__Directions__: Can you reproduce every line of the records below word for word?

__Items from a dataset__:

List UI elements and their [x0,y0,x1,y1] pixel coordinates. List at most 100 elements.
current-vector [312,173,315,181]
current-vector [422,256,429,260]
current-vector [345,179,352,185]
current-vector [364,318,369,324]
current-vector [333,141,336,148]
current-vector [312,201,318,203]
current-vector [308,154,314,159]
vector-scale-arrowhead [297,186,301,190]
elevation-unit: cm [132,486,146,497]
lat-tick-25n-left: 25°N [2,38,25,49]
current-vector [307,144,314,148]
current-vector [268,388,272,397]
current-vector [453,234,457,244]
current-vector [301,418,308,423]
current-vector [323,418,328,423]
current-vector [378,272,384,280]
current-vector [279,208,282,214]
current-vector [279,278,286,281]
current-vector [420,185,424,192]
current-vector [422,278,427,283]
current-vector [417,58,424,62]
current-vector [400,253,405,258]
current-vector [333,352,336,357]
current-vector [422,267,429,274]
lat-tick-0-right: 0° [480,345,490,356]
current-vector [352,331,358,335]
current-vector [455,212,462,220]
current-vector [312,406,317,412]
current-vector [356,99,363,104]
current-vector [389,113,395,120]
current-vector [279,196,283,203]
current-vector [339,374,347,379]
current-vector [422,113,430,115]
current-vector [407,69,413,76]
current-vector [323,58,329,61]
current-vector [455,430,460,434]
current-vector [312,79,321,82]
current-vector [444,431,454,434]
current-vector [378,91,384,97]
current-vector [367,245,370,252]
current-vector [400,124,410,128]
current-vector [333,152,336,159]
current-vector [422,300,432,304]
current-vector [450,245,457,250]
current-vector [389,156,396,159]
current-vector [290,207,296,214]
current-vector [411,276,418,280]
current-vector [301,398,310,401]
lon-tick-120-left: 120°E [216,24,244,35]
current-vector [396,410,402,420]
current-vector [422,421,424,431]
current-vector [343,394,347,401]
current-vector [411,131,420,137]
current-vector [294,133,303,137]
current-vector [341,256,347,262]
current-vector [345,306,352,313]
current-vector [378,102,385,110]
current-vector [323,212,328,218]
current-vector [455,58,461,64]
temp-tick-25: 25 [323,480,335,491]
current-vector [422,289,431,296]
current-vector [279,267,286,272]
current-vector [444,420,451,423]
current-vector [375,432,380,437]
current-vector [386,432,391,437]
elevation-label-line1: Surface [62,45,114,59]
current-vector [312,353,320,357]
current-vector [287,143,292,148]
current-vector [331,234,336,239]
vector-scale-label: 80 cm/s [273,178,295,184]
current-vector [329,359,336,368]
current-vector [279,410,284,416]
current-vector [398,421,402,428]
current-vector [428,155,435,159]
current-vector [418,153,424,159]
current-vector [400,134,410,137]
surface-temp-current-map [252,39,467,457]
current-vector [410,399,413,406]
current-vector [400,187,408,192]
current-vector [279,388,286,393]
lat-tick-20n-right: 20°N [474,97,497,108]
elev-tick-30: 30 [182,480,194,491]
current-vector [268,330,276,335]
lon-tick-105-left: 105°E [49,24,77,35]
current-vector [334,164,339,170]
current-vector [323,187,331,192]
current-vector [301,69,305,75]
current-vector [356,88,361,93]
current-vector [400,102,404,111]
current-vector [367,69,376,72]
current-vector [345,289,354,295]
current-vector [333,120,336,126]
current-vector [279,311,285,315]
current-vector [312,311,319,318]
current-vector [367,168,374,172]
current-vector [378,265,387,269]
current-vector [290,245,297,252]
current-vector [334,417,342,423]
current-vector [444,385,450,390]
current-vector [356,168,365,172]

__Reply__:
List UI elements and their [x0,y0,x1,y1] pixel coordinates. List at most 100 elements.
current-vector [312,173,315,181]
current-vector [422,256,429,260]
current-vector [345,179,352,185]
current-vector [364,318,369,324]
current-vector [333,141,336,148]
current-vector [312,201,318,203]
current-vector [308,154,314,159]
vector-scale-arrowhead [297,186,301,190]
elevation-unit: cm [132,486,146,497]
lat-tick-25n-left: 25°N [2,38,25,49]
current-vector [307,144,314,148]
current-vector [268,388,272,397]
current-vector [453,234,457,244]
current-vector [301,418,308,423]
current-vector [323,418,328,423]
current-vector [378,272,384,280]
current-vector [279,208,282,214]
current-vector [279,278,286,281]
current-vector [420,185,424,192]
current-vector [422,278,427,283]
current-vector [417,58,424,62]
current-vector [400,253,405,258]
current-vector [333,352,336,357]
current-vector [422,267,429,274]
lat-tick-0-right: 0° [480,345,490,356]
current-vector [352,331,358,335]
current-vector [455,212,462,220]
current-vector [312,406,317,412]
current-vector [356,99,363,104]
current-vector [389,113,395,120]
current-vector [279,196,283,203]
current-vector [339,374,347,379]
current-vector [422,113,430,115]
current-vector [407,69,413,76]
current-vector [323,58,329,61]
current-vector [455,430,460,434]
current-vector [312,79,321,82]
current-vector [444,431,454,434]
current-vector [378,91,384,97]
current-vector [367,245,370,252]
current-vector [400,124,410,128]
current-vector [333,152,336,159]
current-vector [422,300,432,304]
current-vector [450,245,457,250]
current-vector [389,156,396,159]
current-vector [290,207,296,214]
current-vector [411,276,418,280]
current-vector [301,398,310,401]
lon-tick-120-left: 120°E [216,24,244,35]
current-vector [396,410,402,420]
current-vector [422,421,424,431]
current-vector [343,394,347,401]
current-vector [411,131,420,137]
current-vector [294,133,303,137]
current-vector [341,256,347,262]
current-vector [345,306,352,313]
current-vector [378,102,385,110]
current-vector [323,212,328,218]
current-vector [455,58,461,64]
temp-tick-25: 25 [323,480,335,491]
current-vector [422,289,431,296]
current-vector [279,267,286,272]
current-vector [444,420,451,423]
current-vector [375,432,380,437]
current-vector [386,432,391,437]
elevation-label-line1: Surface [62,45,114,59]
current-vector [312,353,320,357]
current-vector [287,143,292,148]
current-vector [331,234,336,239]
vector-scale-label: 80 cm/s [273,178,295,184]
current-vector [329,359,336,368]
current-vector [279,410,284,416]
current-vector [398,421,402,428]
current-vector [428,155,435,159]
current-vector [418,153,424,159]
current-vector [400,134,410,137]
surface-temp-current-map [252,39,467,457]
current-vector [410,399,413,406]
current-vector [400,187,408,192]
current-vector [279,388,286,393]
lat-tick-20n-right: 20°N [474,97,497,108]
elev-tick-30: 30 [182,480,194,491]
current-vector [268,330,276,335]
lon-tick-105-left: 105°E [49,24,77,35]
current-vector [334,164,339,170]
current-vector [323,187,331,192]
current-vector [301,69,305,75]
current-vector [356,88,361,93]
current-vector [400,102,404,111]
current-vector [367,69,376,72]
current-vector [345,289,354,295]
current-vector [333,120,336,126]
current-vector [279,311,285,315]
current-vector [312,311,319,318]
current-vector [367,168,374,172]
current-vector [378,265,387,269]
current-vector [290,245,297,252]
current-vector [334,417,342,423]
current-vector [444,385,450,390]
current-vector [356,168,365,172]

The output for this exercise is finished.